Goal
Copy out every line of the records where the string "image" occurs.

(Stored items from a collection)
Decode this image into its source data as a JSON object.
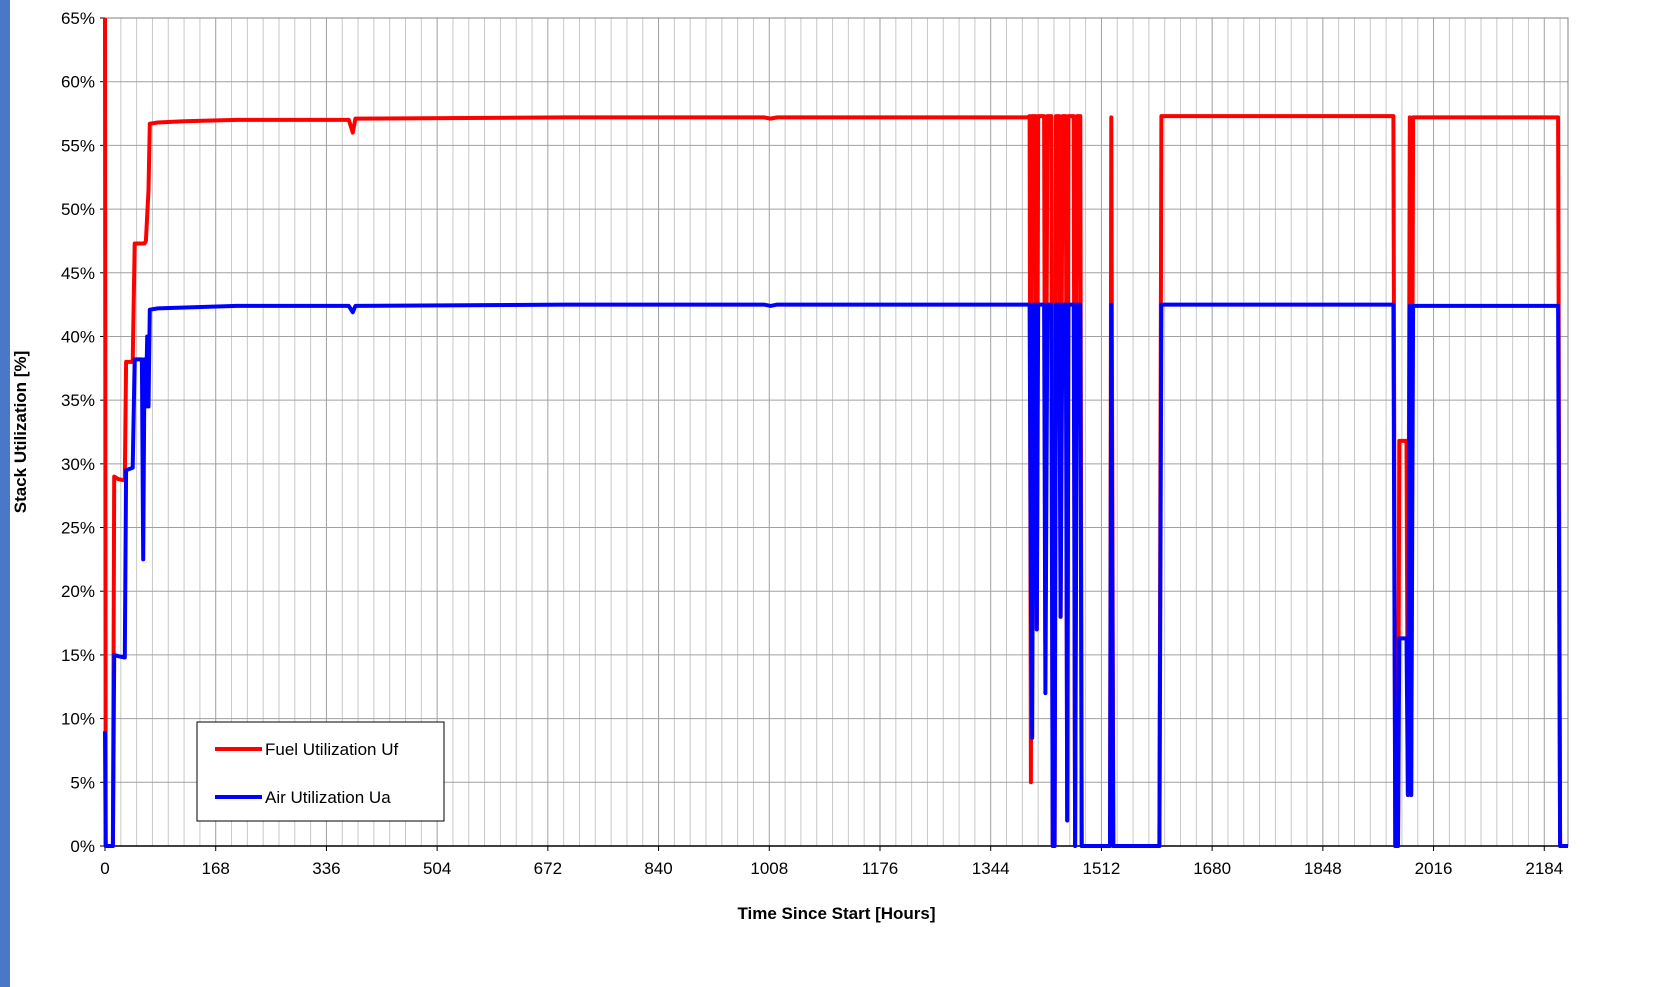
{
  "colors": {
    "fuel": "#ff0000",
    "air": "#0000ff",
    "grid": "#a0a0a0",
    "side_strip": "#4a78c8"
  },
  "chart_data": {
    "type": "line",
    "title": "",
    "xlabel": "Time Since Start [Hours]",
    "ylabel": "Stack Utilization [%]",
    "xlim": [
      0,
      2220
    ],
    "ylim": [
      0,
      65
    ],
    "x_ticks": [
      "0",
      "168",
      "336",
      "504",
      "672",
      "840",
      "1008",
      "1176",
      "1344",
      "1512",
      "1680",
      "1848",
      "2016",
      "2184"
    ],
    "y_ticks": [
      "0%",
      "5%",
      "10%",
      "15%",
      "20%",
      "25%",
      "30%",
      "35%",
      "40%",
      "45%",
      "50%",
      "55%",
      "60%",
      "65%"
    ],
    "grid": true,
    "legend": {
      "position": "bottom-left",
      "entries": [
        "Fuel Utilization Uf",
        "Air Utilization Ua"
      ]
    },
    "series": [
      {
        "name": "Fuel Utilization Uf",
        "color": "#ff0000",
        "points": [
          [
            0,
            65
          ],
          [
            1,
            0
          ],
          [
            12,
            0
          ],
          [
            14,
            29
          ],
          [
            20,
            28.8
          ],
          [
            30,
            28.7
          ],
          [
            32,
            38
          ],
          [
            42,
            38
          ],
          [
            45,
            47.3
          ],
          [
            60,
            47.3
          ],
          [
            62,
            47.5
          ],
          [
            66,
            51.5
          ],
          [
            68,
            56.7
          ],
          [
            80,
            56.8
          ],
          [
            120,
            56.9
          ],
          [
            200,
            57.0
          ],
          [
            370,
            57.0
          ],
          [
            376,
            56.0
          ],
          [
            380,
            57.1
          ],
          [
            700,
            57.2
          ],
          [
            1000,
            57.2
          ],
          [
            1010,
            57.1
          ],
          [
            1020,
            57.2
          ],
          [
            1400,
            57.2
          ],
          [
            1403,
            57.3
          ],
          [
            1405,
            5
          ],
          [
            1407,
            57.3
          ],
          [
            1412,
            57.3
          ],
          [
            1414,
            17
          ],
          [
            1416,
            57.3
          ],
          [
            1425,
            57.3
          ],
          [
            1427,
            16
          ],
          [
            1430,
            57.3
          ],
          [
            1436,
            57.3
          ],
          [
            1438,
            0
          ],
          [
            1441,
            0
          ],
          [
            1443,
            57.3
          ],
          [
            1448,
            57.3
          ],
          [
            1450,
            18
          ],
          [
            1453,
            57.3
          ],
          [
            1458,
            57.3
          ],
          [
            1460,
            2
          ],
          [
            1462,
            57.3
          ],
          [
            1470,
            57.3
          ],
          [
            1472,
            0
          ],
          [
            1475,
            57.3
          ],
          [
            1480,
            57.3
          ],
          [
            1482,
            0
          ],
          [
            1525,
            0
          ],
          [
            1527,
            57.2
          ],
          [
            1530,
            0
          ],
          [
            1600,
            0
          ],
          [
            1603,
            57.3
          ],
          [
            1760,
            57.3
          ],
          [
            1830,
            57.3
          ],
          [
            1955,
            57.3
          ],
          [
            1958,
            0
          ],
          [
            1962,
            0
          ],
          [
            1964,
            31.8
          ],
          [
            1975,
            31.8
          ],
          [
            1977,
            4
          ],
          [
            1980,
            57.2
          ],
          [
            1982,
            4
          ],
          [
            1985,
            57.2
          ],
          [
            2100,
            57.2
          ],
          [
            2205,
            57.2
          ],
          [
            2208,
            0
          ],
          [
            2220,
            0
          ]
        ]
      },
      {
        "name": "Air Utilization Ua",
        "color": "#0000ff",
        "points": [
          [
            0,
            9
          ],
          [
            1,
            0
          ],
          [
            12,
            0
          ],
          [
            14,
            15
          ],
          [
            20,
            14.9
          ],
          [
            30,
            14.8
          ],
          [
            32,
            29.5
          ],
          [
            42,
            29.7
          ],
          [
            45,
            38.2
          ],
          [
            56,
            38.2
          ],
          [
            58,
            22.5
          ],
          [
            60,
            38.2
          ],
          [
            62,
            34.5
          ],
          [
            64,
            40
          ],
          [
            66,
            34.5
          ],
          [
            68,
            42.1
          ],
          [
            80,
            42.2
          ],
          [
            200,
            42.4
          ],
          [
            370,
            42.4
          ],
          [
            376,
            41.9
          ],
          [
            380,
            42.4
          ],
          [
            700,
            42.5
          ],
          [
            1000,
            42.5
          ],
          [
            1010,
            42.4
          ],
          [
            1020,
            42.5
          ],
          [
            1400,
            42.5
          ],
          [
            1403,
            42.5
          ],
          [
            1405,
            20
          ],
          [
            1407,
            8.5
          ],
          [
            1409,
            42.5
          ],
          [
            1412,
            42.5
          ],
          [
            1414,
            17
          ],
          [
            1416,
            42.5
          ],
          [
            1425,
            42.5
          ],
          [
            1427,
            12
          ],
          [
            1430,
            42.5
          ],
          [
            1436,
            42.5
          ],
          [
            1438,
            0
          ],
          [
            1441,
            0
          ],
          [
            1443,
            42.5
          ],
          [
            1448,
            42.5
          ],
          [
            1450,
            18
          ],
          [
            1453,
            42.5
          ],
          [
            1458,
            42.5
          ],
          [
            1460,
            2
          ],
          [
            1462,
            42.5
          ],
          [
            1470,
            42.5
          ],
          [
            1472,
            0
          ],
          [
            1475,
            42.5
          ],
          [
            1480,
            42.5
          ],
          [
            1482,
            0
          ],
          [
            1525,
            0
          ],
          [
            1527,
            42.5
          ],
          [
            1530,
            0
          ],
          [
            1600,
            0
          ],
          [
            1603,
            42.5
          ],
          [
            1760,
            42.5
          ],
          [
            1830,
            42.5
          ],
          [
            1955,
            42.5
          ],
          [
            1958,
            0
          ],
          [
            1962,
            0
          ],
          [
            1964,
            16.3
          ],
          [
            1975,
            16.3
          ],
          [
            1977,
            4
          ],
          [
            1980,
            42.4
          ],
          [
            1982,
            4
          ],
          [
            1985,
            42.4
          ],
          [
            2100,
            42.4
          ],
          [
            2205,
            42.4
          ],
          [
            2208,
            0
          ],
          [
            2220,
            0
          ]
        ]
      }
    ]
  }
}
--
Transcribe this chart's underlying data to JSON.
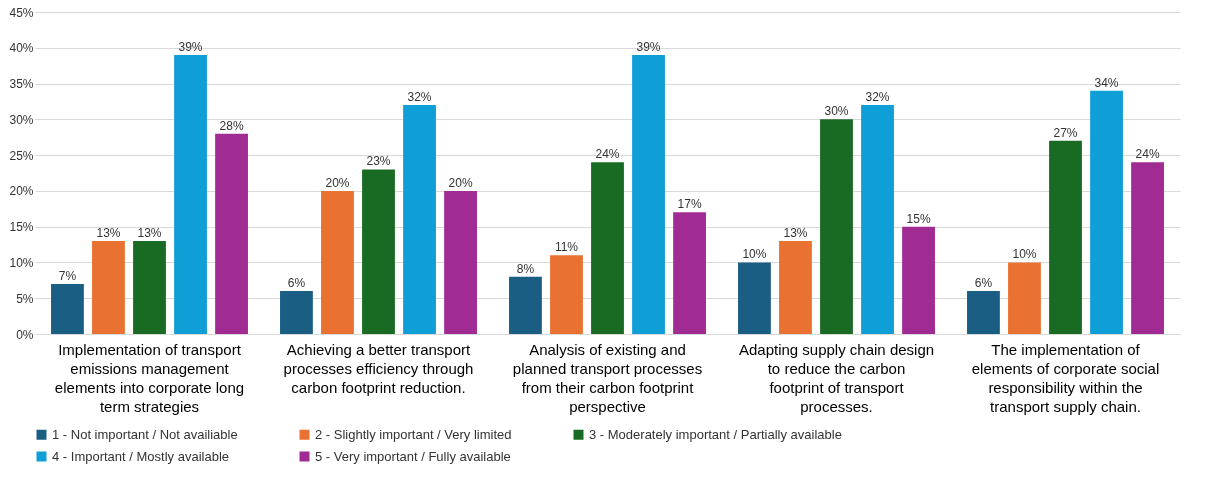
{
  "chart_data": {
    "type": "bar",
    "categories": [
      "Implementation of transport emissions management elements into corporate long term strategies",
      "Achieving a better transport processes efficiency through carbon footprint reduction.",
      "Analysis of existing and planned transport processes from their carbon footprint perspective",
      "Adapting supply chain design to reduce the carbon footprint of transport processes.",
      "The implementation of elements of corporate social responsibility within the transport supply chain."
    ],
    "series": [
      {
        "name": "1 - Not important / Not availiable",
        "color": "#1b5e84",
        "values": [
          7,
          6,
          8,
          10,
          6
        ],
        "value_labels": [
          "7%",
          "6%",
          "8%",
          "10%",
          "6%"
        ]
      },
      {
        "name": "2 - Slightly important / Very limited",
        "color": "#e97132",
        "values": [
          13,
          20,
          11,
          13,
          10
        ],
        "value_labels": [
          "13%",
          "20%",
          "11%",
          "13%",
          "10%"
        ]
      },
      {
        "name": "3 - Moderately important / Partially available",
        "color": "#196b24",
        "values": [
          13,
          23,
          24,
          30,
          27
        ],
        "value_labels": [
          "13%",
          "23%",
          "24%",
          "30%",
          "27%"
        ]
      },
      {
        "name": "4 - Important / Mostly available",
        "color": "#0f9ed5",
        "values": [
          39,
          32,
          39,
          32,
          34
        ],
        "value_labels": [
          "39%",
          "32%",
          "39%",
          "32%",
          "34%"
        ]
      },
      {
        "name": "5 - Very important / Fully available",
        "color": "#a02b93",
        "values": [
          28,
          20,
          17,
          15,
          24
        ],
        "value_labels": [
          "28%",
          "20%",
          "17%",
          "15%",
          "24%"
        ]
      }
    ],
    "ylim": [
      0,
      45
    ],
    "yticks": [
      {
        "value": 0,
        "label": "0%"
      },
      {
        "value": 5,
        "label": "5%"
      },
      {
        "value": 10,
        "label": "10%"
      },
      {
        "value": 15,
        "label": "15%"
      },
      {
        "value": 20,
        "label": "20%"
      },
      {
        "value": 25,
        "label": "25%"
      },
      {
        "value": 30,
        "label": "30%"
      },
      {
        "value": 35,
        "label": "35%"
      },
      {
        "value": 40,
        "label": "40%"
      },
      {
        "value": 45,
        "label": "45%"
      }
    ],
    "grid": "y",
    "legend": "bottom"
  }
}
...
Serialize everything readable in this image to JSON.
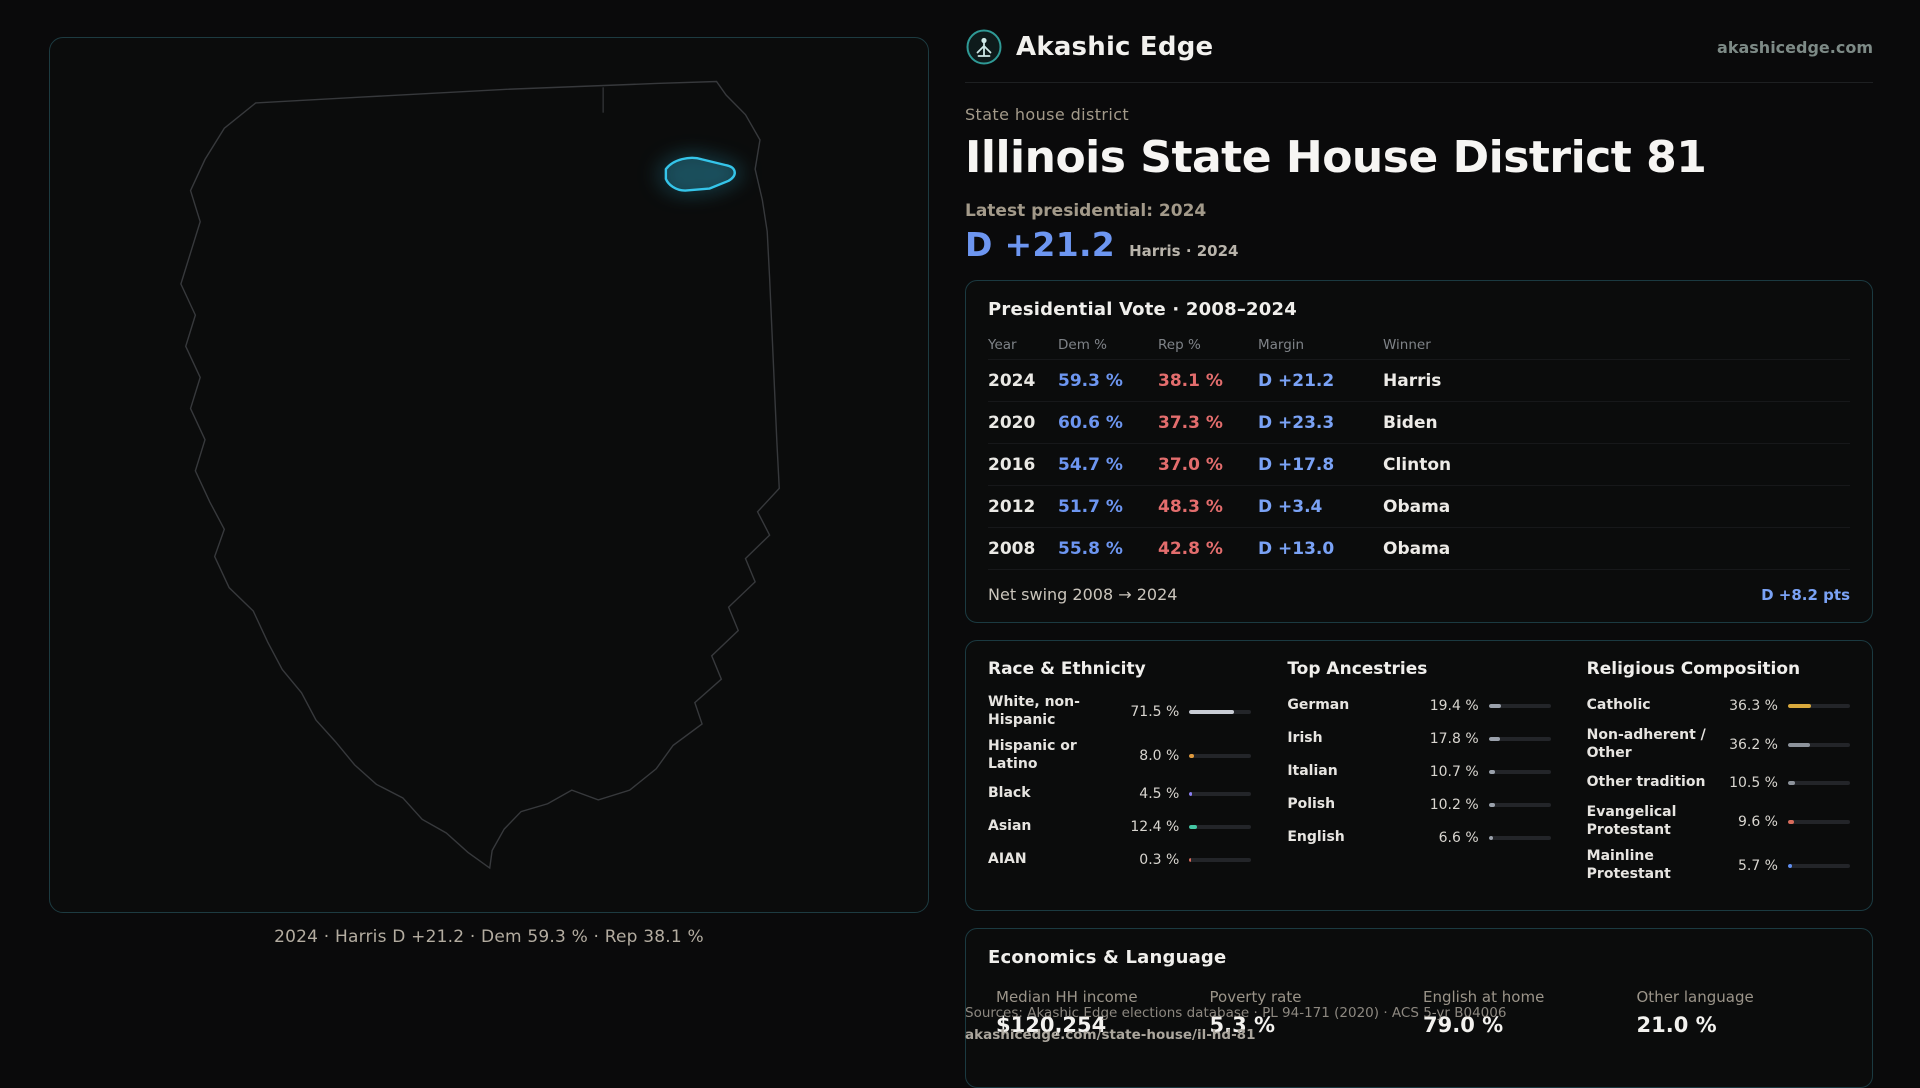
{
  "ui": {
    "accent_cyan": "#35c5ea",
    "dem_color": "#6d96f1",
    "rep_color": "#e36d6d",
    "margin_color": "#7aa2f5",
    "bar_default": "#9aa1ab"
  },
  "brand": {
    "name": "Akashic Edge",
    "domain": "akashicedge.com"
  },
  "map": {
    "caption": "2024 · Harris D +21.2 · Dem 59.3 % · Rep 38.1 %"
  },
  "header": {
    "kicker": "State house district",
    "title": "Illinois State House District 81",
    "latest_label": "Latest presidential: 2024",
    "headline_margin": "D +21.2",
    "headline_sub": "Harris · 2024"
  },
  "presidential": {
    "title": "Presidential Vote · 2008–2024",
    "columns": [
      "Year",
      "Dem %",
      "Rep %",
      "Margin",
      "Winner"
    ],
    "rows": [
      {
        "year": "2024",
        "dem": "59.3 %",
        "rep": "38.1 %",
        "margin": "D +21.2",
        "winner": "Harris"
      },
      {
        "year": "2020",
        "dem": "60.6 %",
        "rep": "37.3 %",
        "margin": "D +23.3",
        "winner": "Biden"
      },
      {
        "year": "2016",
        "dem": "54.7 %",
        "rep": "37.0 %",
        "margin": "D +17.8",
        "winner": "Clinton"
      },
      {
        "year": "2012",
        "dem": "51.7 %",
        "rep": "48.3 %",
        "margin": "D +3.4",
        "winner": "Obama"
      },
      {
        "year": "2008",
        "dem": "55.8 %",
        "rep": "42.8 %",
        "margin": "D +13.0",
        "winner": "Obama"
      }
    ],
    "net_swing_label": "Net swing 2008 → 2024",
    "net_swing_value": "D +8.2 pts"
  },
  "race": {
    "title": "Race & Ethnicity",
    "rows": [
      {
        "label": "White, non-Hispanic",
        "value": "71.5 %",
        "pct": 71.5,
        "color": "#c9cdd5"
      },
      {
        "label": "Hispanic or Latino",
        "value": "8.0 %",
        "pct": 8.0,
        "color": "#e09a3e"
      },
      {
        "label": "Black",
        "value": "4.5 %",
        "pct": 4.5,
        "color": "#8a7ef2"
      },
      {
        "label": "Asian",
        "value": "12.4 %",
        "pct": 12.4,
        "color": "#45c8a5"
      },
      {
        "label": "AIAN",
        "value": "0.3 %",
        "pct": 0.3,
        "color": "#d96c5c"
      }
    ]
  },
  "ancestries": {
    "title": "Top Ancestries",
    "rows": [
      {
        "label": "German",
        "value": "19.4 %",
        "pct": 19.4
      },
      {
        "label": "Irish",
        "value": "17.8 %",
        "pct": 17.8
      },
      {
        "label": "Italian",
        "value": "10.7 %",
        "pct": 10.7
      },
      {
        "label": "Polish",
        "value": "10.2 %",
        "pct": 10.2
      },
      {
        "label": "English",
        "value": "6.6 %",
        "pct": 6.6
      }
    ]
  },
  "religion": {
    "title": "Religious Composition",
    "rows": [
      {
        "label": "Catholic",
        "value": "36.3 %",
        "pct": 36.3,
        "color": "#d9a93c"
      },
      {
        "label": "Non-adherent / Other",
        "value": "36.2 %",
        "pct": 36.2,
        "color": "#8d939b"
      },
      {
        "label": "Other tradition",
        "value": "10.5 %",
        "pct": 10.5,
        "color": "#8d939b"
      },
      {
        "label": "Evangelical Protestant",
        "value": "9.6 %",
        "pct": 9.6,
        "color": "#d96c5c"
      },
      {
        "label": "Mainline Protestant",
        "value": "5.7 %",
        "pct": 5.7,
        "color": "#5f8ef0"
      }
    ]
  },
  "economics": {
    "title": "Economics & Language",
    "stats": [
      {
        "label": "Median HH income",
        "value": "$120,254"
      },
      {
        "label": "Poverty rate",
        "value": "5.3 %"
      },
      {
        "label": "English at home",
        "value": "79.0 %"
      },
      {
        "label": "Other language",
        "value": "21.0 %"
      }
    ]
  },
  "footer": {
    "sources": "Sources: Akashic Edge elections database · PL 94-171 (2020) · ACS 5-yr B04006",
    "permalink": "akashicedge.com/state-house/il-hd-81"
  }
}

Response to the task
Decode this image into its source data as a JSON object.
Serialize everything readable in this image to JSON.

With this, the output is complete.